*** Data in this exercise ***

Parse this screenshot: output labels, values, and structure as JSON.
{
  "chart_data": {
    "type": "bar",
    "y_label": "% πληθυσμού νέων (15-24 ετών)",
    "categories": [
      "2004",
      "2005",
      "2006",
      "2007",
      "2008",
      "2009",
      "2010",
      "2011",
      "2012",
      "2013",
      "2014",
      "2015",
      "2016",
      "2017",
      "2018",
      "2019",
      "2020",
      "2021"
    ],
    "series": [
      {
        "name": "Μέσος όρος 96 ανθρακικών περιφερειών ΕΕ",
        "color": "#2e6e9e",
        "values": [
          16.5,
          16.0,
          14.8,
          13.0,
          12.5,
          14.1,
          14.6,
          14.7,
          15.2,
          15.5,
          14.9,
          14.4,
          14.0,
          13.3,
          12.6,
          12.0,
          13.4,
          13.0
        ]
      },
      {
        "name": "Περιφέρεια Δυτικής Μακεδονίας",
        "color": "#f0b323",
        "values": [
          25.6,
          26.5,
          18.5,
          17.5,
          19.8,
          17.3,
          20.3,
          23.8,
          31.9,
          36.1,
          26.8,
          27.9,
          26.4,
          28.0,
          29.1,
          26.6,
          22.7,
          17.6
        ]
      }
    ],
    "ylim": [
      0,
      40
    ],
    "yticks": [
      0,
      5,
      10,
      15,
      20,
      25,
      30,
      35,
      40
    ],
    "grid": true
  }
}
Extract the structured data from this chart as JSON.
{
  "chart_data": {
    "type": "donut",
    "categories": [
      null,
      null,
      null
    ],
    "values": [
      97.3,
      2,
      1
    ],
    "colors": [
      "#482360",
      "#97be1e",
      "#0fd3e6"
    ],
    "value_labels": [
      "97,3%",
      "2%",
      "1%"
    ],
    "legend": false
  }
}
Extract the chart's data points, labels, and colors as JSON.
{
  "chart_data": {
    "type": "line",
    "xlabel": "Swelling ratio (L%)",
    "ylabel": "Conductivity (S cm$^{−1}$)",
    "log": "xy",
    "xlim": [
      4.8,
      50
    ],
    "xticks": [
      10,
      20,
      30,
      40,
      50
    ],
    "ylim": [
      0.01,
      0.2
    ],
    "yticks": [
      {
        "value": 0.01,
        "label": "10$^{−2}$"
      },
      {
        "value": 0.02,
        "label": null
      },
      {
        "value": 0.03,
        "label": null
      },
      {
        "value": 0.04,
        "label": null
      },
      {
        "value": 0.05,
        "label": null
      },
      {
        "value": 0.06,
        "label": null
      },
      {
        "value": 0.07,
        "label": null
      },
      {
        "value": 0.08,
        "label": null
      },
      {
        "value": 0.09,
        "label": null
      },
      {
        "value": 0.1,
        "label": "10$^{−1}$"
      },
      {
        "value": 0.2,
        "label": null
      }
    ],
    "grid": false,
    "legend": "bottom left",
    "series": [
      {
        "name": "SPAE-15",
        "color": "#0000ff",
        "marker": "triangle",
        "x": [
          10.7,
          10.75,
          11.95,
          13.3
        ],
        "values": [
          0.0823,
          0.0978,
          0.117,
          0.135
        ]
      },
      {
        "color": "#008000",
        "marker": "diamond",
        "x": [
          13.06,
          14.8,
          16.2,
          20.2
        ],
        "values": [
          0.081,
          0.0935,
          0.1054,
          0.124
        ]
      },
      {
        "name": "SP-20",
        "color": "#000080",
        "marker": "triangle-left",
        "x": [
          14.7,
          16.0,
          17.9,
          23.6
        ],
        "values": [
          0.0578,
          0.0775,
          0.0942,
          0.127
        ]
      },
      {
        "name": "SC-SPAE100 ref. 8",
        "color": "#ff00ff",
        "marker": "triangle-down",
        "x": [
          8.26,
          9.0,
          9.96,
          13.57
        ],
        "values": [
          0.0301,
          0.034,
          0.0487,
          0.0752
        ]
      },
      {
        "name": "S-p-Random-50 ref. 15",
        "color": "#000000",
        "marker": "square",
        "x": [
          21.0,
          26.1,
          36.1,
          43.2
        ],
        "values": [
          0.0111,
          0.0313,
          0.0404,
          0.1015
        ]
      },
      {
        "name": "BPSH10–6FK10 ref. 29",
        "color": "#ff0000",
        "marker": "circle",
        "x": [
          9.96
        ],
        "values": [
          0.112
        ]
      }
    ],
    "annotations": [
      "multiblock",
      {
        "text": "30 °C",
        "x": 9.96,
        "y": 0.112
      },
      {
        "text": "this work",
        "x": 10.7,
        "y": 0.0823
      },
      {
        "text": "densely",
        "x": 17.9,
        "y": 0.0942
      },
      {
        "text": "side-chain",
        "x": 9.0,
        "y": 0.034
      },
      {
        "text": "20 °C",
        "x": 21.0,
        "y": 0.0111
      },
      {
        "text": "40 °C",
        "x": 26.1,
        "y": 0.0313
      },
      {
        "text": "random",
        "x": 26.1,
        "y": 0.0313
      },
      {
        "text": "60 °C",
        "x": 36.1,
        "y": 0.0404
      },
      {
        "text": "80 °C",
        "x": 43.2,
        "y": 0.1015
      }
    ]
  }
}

***

Task brief
Find each line holding the string "Extract" and copy it out.

Answer to this exercise
Extract the structured data from this chart as JSON.
Extract the chart's data points, labels, and colors as JSON.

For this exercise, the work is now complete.